— Begin DATASET ENTRIES —

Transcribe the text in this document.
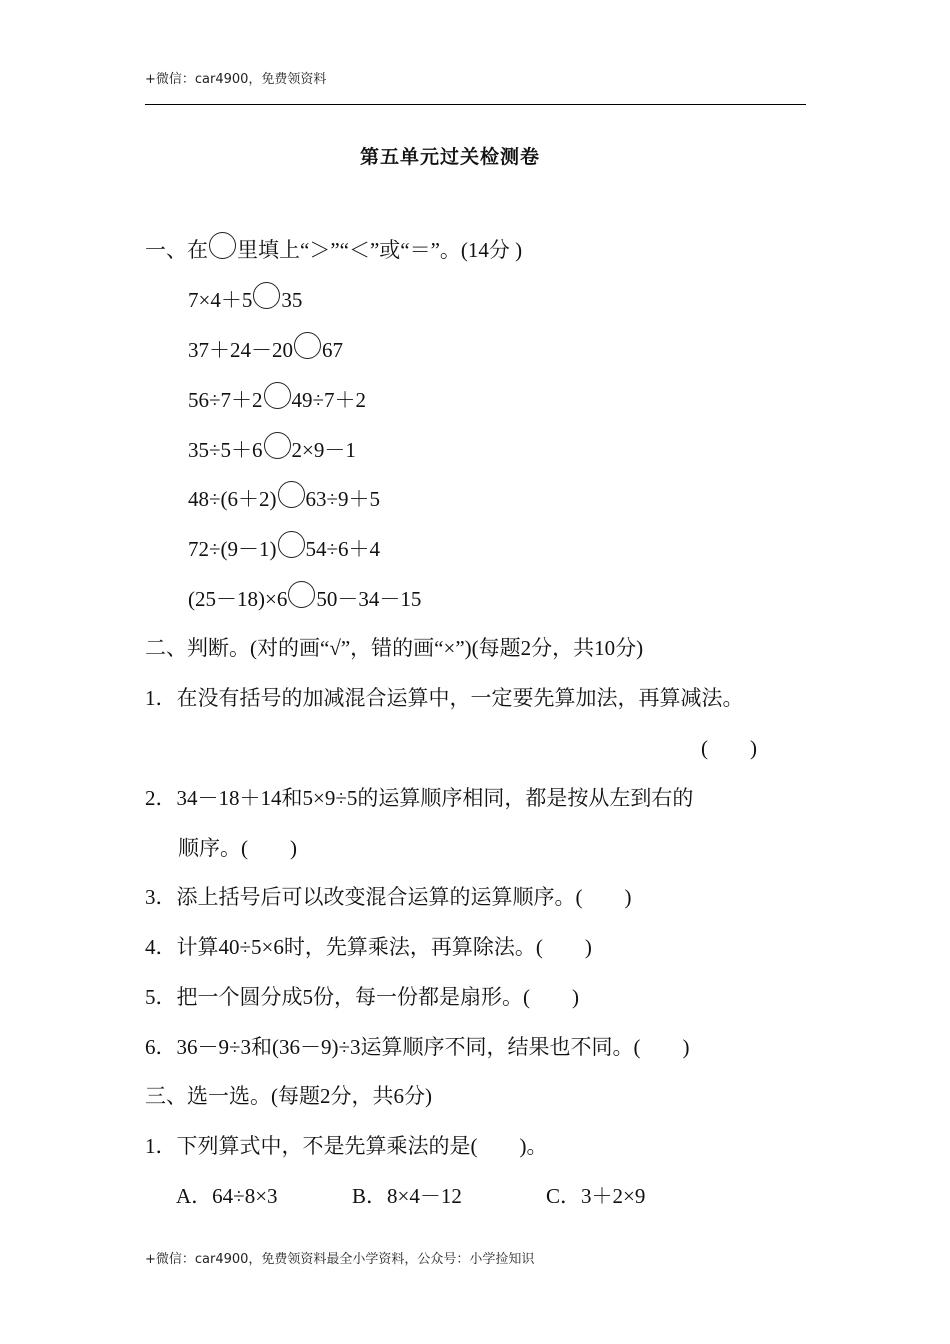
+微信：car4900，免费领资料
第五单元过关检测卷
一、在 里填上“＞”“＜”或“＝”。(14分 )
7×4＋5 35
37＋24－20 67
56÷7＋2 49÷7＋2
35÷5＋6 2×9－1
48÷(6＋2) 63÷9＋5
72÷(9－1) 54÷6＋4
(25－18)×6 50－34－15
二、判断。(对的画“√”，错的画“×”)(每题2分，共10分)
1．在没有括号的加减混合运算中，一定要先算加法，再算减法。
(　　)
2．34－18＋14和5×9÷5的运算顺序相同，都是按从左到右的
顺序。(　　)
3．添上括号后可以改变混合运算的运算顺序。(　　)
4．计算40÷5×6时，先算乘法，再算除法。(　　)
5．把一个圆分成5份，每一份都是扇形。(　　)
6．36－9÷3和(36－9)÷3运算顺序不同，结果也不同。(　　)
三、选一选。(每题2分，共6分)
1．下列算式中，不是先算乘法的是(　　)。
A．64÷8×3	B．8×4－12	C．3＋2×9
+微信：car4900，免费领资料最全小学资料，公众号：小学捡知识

— End DATASET ENTRIES —

## PROBLEM TO SOLVE
All entries must be written out again exactly as given, with no pictures in the copy.

## THE COMPLETED TASK
Transcribe the text in this document.
+微信：car4900，免费领资料
第五单元过关检测卷
一、在 里填上“＞”“＜”或“＝”。(14分 )
7×4＋5 35
37＋24－20 67
56÷7＋2 49÷7＋2
35÷5＋6 2×9－1
48÷(6＋2) 63÷9＋5
72÷(9－1) 54÷6＋4
(25－18)×6 50－34－15
二、判断。(对的画“√”，错的画“×”)(每题2分，共10分)
1．在没有括号的加减混合运算中，一定要先算加法，再算减法。
(　　)
2．34－18＋14和5×9÷5的运算顺序相同，都是按从左到右的
顺序。(　　)
3．添上括号后可以改变混合运算的运算顺序。(　　)
4．计算40÷5×6时，先算乘法，再算除法。(　　)
5．把一个圆分成5份，每一份都是扇形。(　　)
6．36－9÷3和(36－9)÷3运算顺序不同，结果也不同。(　　)
三、选一选。(每题2分，共6分)
1．下列算式中，不是先算乘法的是(　　)。
A．64÷8×3	B．8×4－12	C．3＋2×9
+微信：car4900，免费领资料最全小学资料，公众号：小学捡知识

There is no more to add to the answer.